Dataset excerpts
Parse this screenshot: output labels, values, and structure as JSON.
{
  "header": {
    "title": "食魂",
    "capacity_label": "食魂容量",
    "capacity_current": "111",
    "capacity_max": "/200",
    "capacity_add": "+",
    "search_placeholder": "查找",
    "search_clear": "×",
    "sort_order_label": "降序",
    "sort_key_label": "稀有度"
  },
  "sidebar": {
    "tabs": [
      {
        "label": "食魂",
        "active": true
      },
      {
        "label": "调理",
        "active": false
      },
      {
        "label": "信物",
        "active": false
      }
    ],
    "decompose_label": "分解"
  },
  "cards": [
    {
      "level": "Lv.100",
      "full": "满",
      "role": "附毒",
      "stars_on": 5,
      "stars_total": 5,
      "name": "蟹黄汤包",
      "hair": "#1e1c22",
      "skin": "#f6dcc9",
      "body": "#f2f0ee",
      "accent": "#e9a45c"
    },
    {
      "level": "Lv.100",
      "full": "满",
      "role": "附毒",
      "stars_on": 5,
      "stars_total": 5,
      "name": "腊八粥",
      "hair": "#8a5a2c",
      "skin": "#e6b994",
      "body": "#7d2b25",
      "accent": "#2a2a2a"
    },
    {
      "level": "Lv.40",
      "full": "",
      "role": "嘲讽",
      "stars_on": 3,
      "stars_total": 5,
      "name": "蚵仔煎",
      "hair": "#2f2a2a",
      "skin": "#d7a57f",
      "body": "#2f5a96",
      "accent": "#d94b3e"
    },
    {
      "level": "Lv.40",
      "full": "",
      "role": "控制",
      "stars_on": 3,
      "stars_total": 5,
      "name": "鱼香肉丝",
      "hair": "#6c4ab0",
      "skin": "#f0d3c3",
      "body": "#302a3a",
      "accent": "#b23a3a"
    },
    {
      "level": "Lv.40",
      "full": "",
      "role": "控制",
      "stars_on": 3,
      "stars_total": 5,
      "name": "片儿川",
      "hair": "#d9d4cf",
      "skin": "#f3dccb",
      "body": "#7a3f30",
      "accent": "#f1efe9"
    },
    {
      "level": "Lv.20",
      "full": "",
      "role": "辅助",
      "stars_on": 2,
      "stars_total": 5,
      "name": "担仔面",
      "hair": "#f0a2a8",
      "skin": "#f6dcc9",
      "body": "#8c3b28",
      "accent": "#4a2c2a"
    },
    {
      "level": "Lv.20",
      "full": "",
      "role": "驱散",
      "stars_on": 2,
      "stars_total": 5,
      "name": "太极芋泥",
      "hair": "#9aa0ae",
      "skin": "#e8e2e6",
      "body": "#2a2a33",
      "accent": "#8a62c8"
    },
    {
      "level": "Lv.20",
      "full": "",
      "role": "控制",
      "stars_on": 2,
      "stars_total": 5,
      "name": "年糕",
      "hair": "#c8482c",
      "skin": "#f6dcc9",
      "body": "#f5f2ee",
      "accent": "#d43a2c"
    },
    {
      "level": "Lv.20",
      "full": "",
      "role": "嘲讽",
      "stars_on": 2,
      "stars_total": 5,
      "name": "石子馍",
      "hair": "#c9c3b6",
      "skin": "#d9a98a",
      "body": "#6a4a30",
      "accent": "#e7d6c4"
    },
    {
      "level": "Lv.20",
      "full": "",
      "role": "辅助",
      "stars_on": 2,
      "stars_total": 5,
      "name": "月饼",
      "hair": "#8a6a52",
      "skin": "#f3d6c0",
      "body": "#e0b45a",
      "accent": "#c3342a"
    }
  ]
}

Requirements →
Write down the full listing again, exactly.

Exercise result →
Parse this screenshot: output labels, values, and structure as JSON.
{
  "header": {
    "title": "食魂",
    "capacity_label": "食魂容量",
    "capacity_current": "111",
    "capacity_max": "/200",
    "capacity_add": "+",
    "search_placeholder": "查找",
    "search_clear": "×",
    "sort_order_label": "降序",
    "sort_key_label": "稀有度"
  },
  "sidebar": {
    "tabs": [
      {
        "label": "食魂",
        "active": true
      },
      {
        "label": "调理",
        "active": false
      },
      {
        "label": "信物",
        "active": false
      }
    ],
    "decompose_label": "分解"
  },
  "cards": [
    {
      "level": "Lv.100",
      "full": "满",
      "role": "附毒",
      "stars_on": 5,
      "stars_total": 5,
      "name": "蟹黄汤包",
      "hair": "#1e1c22",
      "skin": "#f6dcc9",
      "body": "#f2f0ee",
      "accent": "#e9a45c"
    },
    {
      "level": "Lv.100",
      "full": "满",
      "role": "附毒",
      "stars_on": 5,
      "stars_total": 5,
      "name": "腊八粥",
      "hair": "#8a5a2c",
      "skin": "#e6b994",
      "body": "#7d2b25",
      "accent": "#2a2a2a"
    },
    {
      "level": "Lv.40",
      "full": "",
      "role": "嘲讽",
      "stars_on": 3,
      "stars_total": 5,
      "name": "蚵仔煎",
      "hair": "#2f2a2a",
      "skin": "#d7a57f",
      "body": "#2f5a96",
      "accent": "#d94b3e"
    },
    {
      "level": "Lv.40",
      "full": "",
      "role": "控制",
      "stars_on": 3,
      "stars_total": 5,
      "name": "鱼香肉丝",
      "hair": "#6c4ab0",
      "skin": "#f0d3c3",
      "body": "#302a3a",
      "accent": "#b23a3a"
    },
    {
      "level": "Lv.40",
      "full": "",
      "role": "控制",
      "stars_on": 3,
      "stars_total": 5,
      "name": "片儿川",
      "hair": "#d9d4cf",
      "skin": "#f3dccb",
      "body": "#7a3f30",
      "accent": "#f1efe9"
    },
    {
      "level": "Lv.20",
      "full": "",
      "role": "辅助",
      "stars_on": 2,
      "stars_total": 5,
      "name": "担仔面",
      "hair": "#f0a2a8",
      "skin": "#f6dcc9",
      "body": "#8c3b28",
      "accent": "#4a2c2a"
    },
    {
      "level": "Lv.20",
      "full": "",
      "role": "驱散",
      "stars_on": 2,
      "stars_total": 5,
      "name": "太极芋泥",
      "hair": "#9aa0ae",
      "skin": "#e8e2e6",
      "body": "#2a2a33",
      "accent": "#8a62c8"
    },
    {
      "level": "Lv.20",
      "full": "",
      "role": "控制",
      "stars_on": 2,
      "stars_total": 5,
      "name": "年糕",
      "hair": "#c8482c",
      "skin": "#f6dcc9",
      "body": "#f5f2ee",
      "accent": "#d43a2c"
    },
    {
      "level": "Lv.20",
      "full": "",
      "role": "嘲讽",
      "stars_on": 2,
      "stars_total": 5,
      "name": "石子馍",
      "hair": "#c9c3b6",
      "skin": "#d9a98a",
      "body": "#6a4a30",
      "accent": "#e7d6c4"
    },
    {
      "level": "Lv.20",
      "full": "",
      "role": "辅助",
      "stars_on": 2,
      "stars_total": 5,
      "name": "月饼",
      "hair": "#8a6a52",
      "skin": "#f3d6c0",
      "body": "#e0b45a",
      "accent": "#c3342a"
    }
  ]
}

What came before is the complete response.